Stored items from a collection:
= = =

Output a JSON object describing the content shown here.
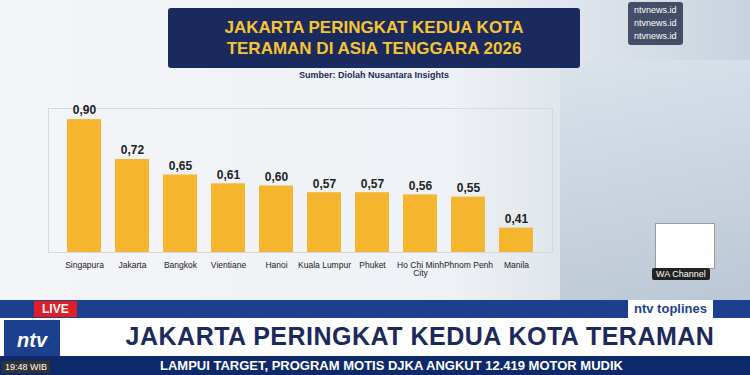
{
  "chart_data": {
    "type": "bar",
    "title": "JAKARTA PERINGKAT KEDUA KOTA TERAMAN DI ASIA TENGGARA 2026",
    "subtitle": "Sumber: Diolah Nusantara Insights",
    "categories": [
      "Singapura",
      "Jakarta",
      "Bangkok",
      "Vientiane",
      "Hanoi",
      "Kuala Lumpur",
      "Phuket",
      "Ho Chi Minh City",
      "Phnom Penh",
      "Manila"
    ],
    "values": [
      0.9,
      0.72,
      0.65,
      0.61,
      0.6,
      0.57,
      0.57,
      0.56,
      0.55,
      0.41
    ],
    "value_labels": [
      "0,90",
      "0,72",
      "0,65",
      "0,61",
      "0,60",
      "0,57",
      "0,57",
      "0,56",
      "0,55",
      "0,41"
    ],
    "color": "#f5b52e",
    "ylim": [
      0.3,
      0.95
    ],
    "grid": false,
    "data_labels": true,
    "tick_labels": "x"
  },
  "social": [
    "ntvnews.id",
    "ntvnews.id",
    "ntvnews.id"
  ],
  "wa_channel": "WA Channel",
  "live": "LIVE",
  "brand": "ntv toplines",
  "logo": "ntv",
  "headline": "JAKARTA PERINGKAT KEDUA KOTA TERAMAN",
  "ticker": "LAMPUI TARGET, PROGRAM MOTIS DJKA ANGKUT 12.419 MOTOR MUDIK",
  "time": "19:48 WIB"
}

= = =

_EXERCISE REQUIREMENTS:_ Please list every line of the records that contains "KOTA".

_RESULT:_
    "title": "JAKARTA PERINGKAT KEDUA KOTA TERAMAN DI ASIA TENGGARA 2026",
  "headline": "JAKARTA PERINGKAT KEDUA KOTA TERAMAN",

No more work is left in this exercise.